TASK DESCRIPTION -
Quote the listing below in its entirety.
* Start ENTRIES *
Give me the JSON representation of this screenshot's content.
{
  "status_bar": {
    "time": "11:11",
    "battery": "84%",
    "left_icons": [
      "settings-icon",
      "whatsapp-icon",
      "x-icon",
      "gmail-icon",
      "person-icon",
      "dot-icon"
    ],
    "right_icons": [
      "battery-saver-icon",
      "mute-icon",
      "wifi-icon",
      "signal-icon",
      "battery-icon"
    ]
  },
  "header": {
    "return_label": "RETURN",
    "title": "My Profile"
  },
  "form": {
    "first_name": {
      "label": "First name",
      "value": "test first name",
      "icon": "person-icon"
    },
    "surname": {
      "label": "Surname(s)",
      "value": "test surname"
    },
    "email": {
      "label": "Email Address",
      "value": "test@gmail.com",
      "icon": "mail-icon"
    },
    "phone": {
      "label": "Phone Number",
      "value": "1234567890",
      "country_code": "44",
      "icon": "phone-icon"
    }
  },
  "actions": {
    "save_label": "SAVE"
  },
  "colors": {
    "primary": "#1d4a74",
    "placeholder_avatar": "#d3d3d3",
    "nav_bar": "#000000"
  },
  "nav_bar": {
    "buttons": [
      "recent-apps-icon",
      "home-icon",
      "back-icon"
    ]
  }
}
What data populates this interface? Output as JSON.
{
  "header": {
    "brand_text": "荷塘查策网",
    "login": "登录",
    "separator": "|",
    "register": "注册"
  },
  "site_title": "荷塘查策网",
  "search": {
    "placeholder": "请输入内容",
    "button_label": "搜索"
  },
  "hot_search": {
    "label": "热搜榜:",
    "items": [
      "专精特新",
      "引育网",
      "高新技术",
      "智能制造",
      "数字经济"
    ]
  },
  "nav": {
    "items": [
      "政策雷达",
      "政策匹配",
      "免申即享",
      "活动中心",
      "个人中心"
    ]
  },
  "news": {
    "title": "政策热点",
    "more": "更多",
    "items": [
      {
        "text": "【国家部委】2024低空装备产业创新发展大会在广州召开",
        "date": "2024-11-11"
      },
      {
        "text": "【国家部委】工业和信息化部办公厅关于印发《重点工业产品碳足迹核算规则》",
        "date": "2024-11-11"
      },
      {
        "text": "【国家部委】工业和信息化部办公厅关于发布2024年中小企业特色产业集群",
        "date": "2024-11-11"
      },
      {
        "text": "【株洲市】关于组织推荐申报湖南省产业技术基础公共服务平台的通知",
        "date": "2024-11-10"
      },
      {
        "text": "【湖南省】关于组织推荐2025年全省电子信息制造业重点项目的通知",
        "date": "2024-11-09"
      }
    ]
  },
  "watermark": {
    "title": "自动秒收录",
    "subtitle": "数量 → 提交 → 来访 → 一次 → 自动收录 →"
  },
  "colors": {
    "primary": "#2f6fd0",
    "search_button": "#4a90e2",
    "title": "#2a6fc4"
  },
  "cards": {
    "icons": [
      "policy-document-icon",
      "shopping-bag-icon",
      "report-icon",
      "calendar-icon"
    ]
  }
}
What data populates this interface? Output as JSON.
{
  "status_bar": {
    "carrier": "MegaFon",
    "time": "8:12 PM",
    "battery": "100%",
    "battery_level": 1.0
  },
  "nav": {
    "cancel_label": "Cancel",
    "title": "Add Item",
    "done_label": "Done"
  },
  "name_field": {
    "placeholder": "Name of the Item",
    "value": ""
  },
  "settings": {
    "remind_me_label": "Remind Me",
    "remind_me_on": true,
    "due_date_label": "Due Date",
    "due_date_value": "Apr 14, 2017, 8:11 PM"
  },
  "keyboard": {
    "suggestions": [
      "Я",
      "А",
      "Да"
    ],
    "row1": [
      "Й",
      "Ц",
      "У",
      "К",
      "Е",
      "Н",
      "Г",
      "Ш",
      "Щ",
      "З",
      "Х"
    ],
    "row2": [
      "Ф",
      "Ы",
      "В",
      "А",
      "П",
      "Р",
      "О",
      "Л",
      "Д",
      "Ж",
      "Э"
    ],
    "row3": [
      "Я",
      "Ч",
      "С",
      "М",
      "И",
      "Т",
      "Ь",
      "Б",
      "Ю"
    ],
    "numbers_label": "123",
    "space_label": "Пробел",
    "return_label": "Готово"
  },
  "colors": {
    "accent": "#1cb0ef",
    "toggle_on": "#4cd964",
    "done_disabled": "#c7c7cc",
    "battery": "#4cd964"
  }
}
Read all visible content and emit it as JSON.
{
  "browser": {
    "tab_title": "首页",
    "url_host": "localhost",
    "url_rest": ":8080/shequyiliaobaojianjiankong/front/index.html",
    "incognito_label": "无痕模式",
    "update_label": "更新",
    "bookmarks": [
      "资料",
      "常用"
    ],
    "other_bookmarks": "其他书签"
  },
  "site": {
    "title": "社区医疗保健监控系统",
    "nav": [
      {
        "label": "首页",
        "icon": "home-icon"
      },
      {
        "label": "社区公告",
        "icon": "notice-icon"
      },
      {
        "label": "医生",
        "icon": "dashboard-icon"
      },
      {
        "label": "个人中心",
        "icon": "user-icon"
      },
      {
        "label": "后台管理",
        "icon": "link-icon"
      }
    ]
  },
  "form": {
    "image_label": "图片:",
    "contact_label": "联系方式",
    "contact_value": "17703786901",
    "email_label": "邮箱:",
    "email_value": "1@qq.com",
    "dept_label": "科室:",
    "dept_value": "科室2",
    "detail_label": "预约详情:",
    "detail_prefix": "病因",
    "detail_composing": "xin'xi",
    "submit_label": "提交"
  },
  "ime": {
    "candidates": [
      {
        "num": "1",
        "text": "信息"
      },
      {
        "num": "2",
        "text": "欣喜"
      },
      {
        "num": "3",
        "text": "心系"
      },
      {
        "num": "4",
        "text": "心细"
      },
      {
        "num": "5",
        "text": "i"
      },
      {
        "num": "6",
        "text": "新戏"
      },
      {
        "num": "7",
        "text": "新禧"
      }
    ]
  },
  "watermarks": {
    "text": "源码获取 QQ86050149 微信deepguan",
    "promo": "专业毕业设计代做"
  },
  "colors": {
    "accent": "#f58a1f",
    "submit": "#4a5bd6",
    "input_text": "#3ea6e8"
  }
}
* End ENTRIES *
TASK SOLUTION -
Give me the JSON representation of this screenshot's content.
{
  "status_bar": {
    "time": "11:11",
    "battery": "84%",
    "left_icons": [
      "settings-icon",
      "whatsapp-icon",
      "x-icon",
      "gmail-icon",
      "person-icon",
      "dot-icon"
    ],
    "right_icons": [
      "battery-saver-icon",
      "mute-icon",
      "wifi-icon",
      "signal-icon",
      "battery-icon"
    ]
  },
  "header": {
    "return_label": "RETURN",
    "title": "My Profile"
  },
  "form": {
    "first_name": {
      "label": "First name",
      "value": "test first name",
      "icon": "person-icon"
    },
    "surname": {
      "label": "Surname(s)",
      "value": "test surname"
    },
    "email": {
      "label": "Email Address",
      "value": "test@gmail.com",
      "icon": "mail-icon"
    },
    "phone": {
      "label": "Phone Number",
      "value": "1234567890",
      "country_code": "44",
      "icon": "phone-icon"
    }
  },
  "actions": {
    "save_label": "SAVE"
  },
  "colors": {
    "primary": "#1d4a74",
    "placeholder_avatar": "#d3d3d3",
    "nav_bar": "#000000"
  },
  "nav_bar": {
    "buttons": [
      "recent-apps-icon",
      "home-icon",
      "back-icon"
    ]
  }
}
What data populates this interface? Output as JSON.
{
  "header": {
    "brand_text": "荷塘查策网",
    "login": "登录",
    "separator": "|",
    "register": "注册"
  },
  "site_title": "荷塘查策网",
  "search": {
    "placeholder": "请输入内容",
    "button_label": "搜索"
  },
  "hot_search": {
    "label": "热搜榜:",
    "items": [
      "专精特新",
      "引育网",
      "高新技术",
      "智能制造",
      "数字经济"
    ]
  },
  "nav": {
    "items": [
      "政策雷达",
      "政策匹配",
      "免申即享",
      "活动中心",
      "个人中心"
    ]
  },
  "news": {
    "title": "政策热点",
    "more": "更多",
    "items": [
      {
        "text": "【国家部委】2024低空装备产业创新发展大会在广州召开",
        "date": "2024-11-11"
      },
      {
        "text": "【国家部委】工业和信息化部办公厅关于印发《重点工业产品碳足迹核算规则》",
        "date": "2024-11-11"
      },
      {
        "text": "【国家部委】工业和信息化部办公厅关于发布2024年中小企业特色产业集群",
        "date": "2024-11-11"
      },
      {
        "text": "【株洲市】关于组织推荐申报湖南省产业技术基础公共服务平台的通知",
        "date": "2024-11-10"
      },
      {
        "text": "【湖南省】关于组织推荐2025年全省电子信息制造业重点项目的通知",
        "date": "2024-11-09"
      }
    ]
  },
  "watermark": {
    "title": "自动秒收录",
    "subtitle": "数量 → 提交 → 来访 → 一次 → 自动收录 →"
  },
  "colors": {
    "primary": "#2f6fd0",
    "search_button": "#4a90e2",
    "title": "#2a6fc4"
  },
  "cards": {
    "icons": [
      "policy-document-icon",
      "shopping-bag-icon",
      "report-icon",
      "calendar-icon"
    ]
  }
}
What data populates this interface? Output as JSON.
{
  "status_bar": {
    "carrier": "MegaFon",
    "time": "8:12 PM",
    "battery": "100%",
    "battery_level": 1.0
  },
  "nav": {
    "cancel_label": "Cancel",
    "title": "Add Item",
    "done_label": "Done"
  },
  "name_field": {
    "placeholder": "Name of the Item",
    "value": ""
  },
  "settings": {
    "remind_me_label": "Remind Me",
    "remind_me_on": true,
    "due_date_label": "Due Date",
    "due_date_value": "Apr 14, 2017, 8:11 PM"
  },
  "keyboard": {
    "suggestions": [
      "Я",
      "А",
      "Да"
    ],
    "row1": [
      "Й",
      "Ц",
      "У",
      "К",
      "Е",
      "Н",
      "Г",
      "Ш",
      "Щ",
      "З",
      "Х"
    ],
    "row2": [
      "Ф",
      "Ы",
      "В",
      "А",
      "П",
      "Р",
      "О",
      "Л",
      "Д",
      "Ж",
      "Э"
    ],
    "row3": [
      "Я",
      "Ч",
      "С",
      "М",
      "И",
      "Т",
      "Ь",
      "Б",
      "Ю"
    ],
    "numbers_label": "123",
    "space_label": "Пробел",
    "return_label": "Готово"
  },
  "colors": {
    "accent": "#1cb0ef",
    "toggle_on": "#4cd964",
    "done_disabled": "#c7c7cc",
    "battery": "#4cd964"
  }
}
Read all visible content and emit it as JSON.
{
  "browser": {
    "tab_title": "首页",
    "url_host": "localhost",
    "url_rest": ":8080/shequyiliaobaojianjiankong/front/index.html",
    "incognito_label": "无痕模式",
    "update_label": "更新",
    "bookmarks": [
      "资料",
      "常用"
    ],
    "other_bookmarks": "其他书签"
  },
  "site": {
    "title": "社区医疗保健监控系统",
    "nav": [
      {
        "label": "首页",
        "icon": "home-icon"
      },
      {
        "label": "社区公告",
        "icon": "notice-icon"
      },
      {
        "label": "医生",
        "icon": "dashboard-icon"
      },
      {
        "label": "个人中心",
        "icon": "user-icon"
      },
      {
        "label": "后台管理",
        "icon": "link-icon"
      }
    ]
  },
  "form": {
    "image_label": "图片:",
    "contact_label": "联系方式",
    "contact_value": "17703786901",
    "email_label": "邮箱:",
    "email_value": "1@qq.com",
    "dept_label": "科室:",
    "dept_value": "科室2",
    "detail_label": "预约详情:",
    "detail_prefix": "病因",
    "detail_composing": "xin'xi",
    "submit_label": "提交"
  },
  "ime": {
    "candidates": [
      {
        "num": "1",
        "text": "信息"
      },
      {
        "num": "2",
        "text": "欣喜"
      },
      {
        "num": "3",
        "text": "心系"
      },
      {
        "num": "4",
        "text": "心细"
      },
      {
        "num": "5",
        "text": "i"
      },
      {
        "num": "6",
        "text": "新戏"
      },
      {
        "num": "7",
        "text": "新禧"
      }
    ]
  },
  "watermarks": {
    "text": "源码获取 QQ86050149 微信deepguan",
    "promo": "专业毕业设计代做"
  },
  "colors": {
    "accent": "#f58a1f",
    "submit": "#4a5bd6",
    "input_text": "#3ea6e8"
  }
}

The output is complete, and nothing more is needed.